* _Saved entries_:
——

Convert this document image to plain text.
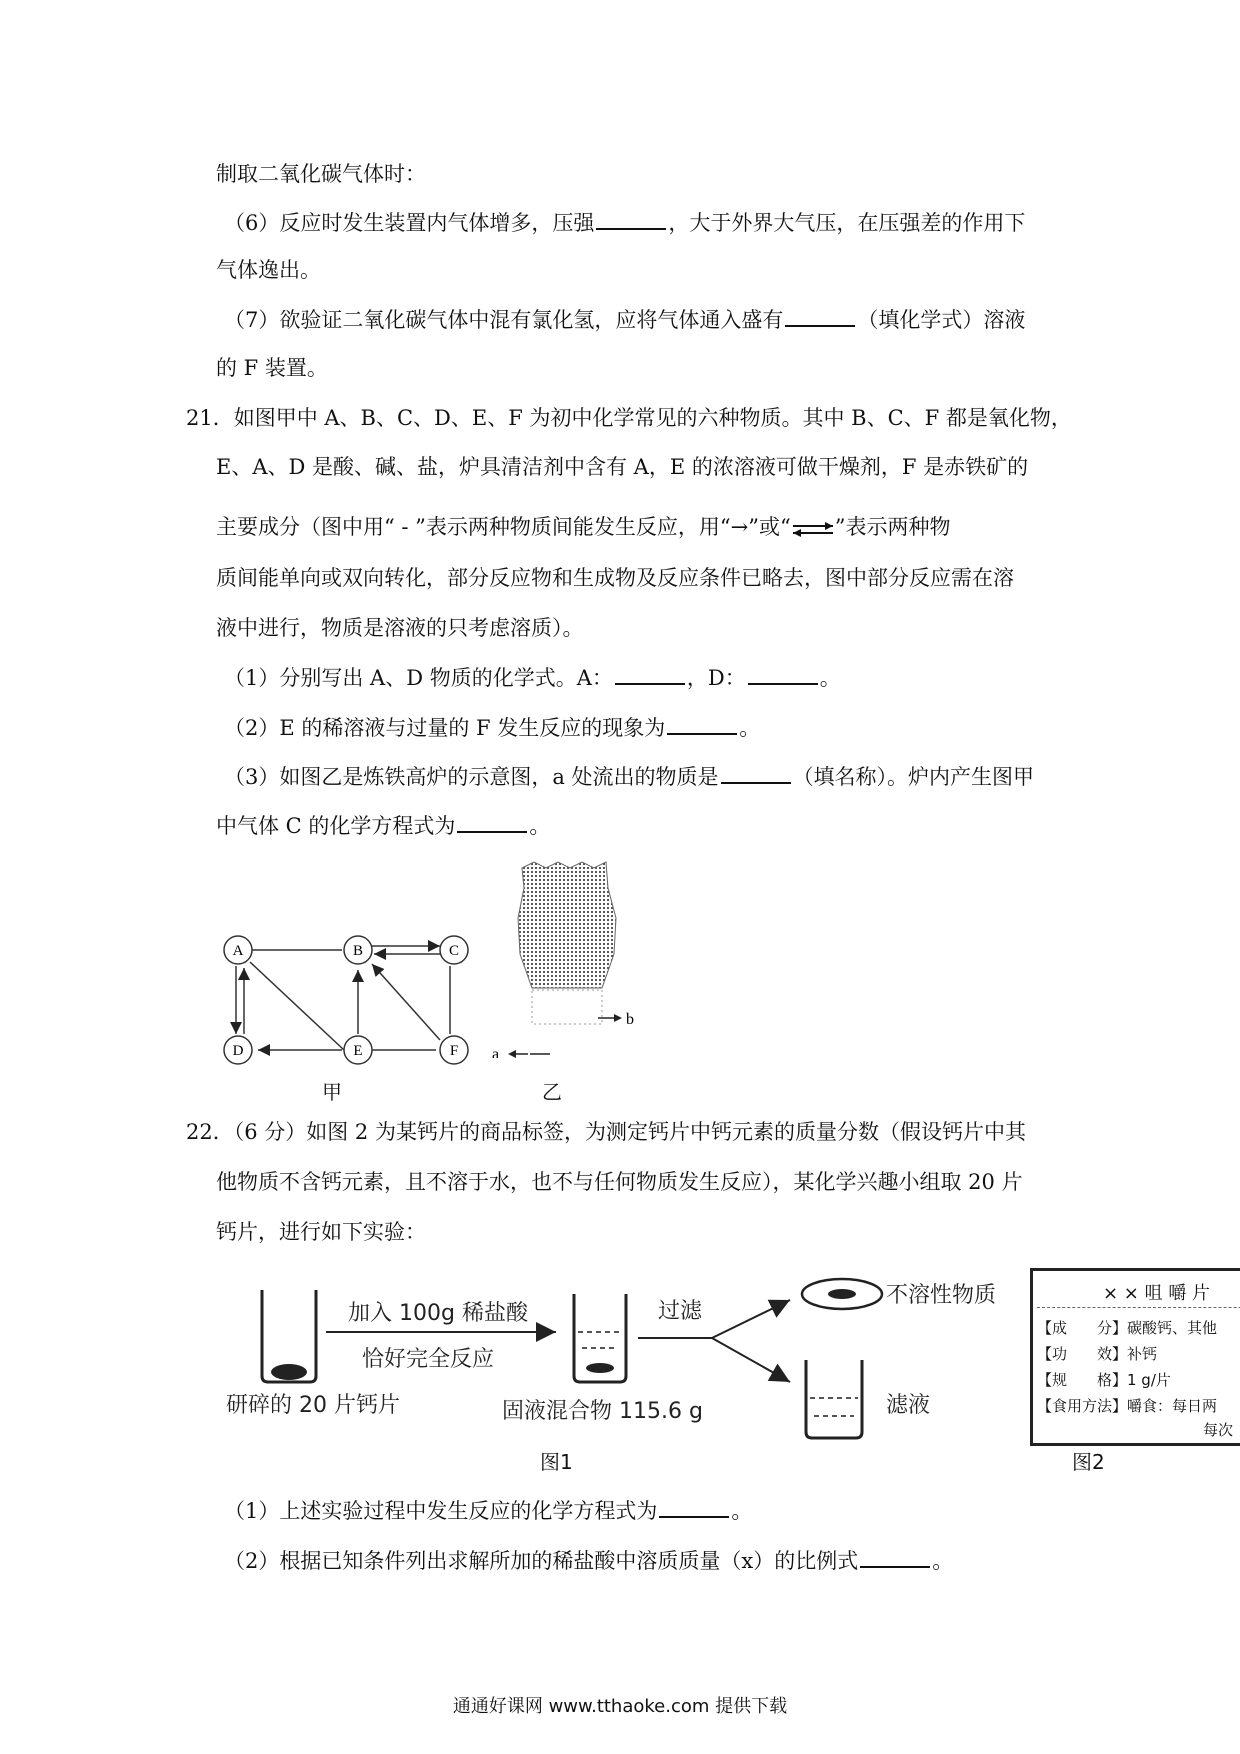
制取二氧化碳气体时：
（6）反应时发生装置内气体增多，压强	，大于外界大气压，在压强差的作用下
气体逸出。
（7）欲验证二氧化碳气体中混有氯化氢，应将气体通入盛有	（填化学式）溶液
的 F 装置。
21．如图甲中 A、B、C、D、E、F 为初中化学常见的六种物质。其中 B、C、F 都是氧化物，
E、A、D 是酸、碱、盐，炉具清洁剂中含有 A，E 的浓溶液可做干燥剂，F 是赤铁矿的
主要成分（图中用“ - ”表示两种物质间能发生反应，用“→”或“ ”表示两种物
质间能单向或双向转化，部分反应物和生成物及反应条件已略去，图中部分反应需在溶
液中进行，物质是溶液的只考虑溶质）。
（1）分别写出 A、D 物质的化学式。A：	，D：	。
（2）E 的稀溶液与过量的 F 发生反应的现象为	。
（3）如图乙是炼铁高炉的示意图，a 处流出的物质是	（填名称）。炉内产生图甲
中气体 C 的化学方程式为	。
A	B	C
D	E	F
甲
b
a
乙
22．（6 分）如图 2 为某钙片的商品标签，为测定钙片中钙元素的质量分数（假设钙片中其
他物质不含钙元素，且不溶于水，也不与任何物质发生反应），某化学兴趣小组取 20 片
钙片，进行如下实验：
加入 100g 稀盐酸
恰好完全反应
过滤
不溶性物质
滤液
研碎的 20 片钙片	固液混合物 115.6 g
图1
× × 咀 嚼 片
【成　　分】碳酸钙、其他
【功　　效】补钙
【规　　格】1 g/片
【食用方法】嚼食：每日两
每次
图2
（1）上述实验过程中发生反应的化学方程式为	。
（2）根据已知条件列出求解所加的稀盐酸中溶质质量（x）的比例式	。
通通好课网 www.tthaoke.com 提供下载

——

* _Do this_:
Restate every record exactly, please; do not copy the pictures.

* _Solution to the exercise_:
Convert this document image to plain text.
制取二氧化碳气体时：
（6）反应时发生装置内气体增多，压强	，大于外界大气压，在压强差的作用下
气体逸出。
（7）欲验证二氧化碳气体中混有氯化氢，应将气体通入盛有	（填化学式）溶液
的 F 装置。
21．如图甲中 A、B、C、D、E、F 为初中化学常见的六种物质。其中 B、C、F 都是氧化物，
E、A、D 是酸、碱、盐，炉具清洁剂中含有 A，E 的浓溶液可做干燥剂，F 是赤铁矿的
主要成分（图中用“ - ”表示两种物质间能发生反应，用“→”或“ ”表示两种物
质间能单向或双向转化，部分反应物和生成物及反应条件已略去，图中部分反应需在溶
液中进行，物质是溶液的只考虑溶质）。
（1）分别写出 A、D 物质的化学式。A：	，D：	。
（2）E 的稀溶液与过量的 F 发生反应的现象为	。
（3）如图乙是炼铁高炉的示意图，a 处流出的物质是	（填名称）。炉内产生图甲
中气体 C 的化学方程式为	。
A	B	C
D	E	F
甲
b
a
乙
22．（6 分）如图 2 为某钙片的商品标签，为测定钙片中钙元素的质量分数（假设钙片中其
他物质不含钙元素，且不溶于水，也不与任何物质发生反应），某化学兴趣小组取 20 片
钙片，进行如下实验：
加入 100g 稀盐酸
恰好完全反应
过滤
不溶性物质
滤液
研碎的 20 片钙片	固液混合物 115.6 g
图1
× × 咀 嚼 片
【成　　分】碳酸钙、其他
【功　　效】补钙
【规　　格】1 g/片
【食用方法】嚼食：每日两
每次
图2
（1）上述实验过程中发生反应的化学方程式为	。
（2）根据已知条件列出求解所加的稀盐酸中溶质质量（x）的比例式	。
通通好课网 www.tthaoke.com 提供下载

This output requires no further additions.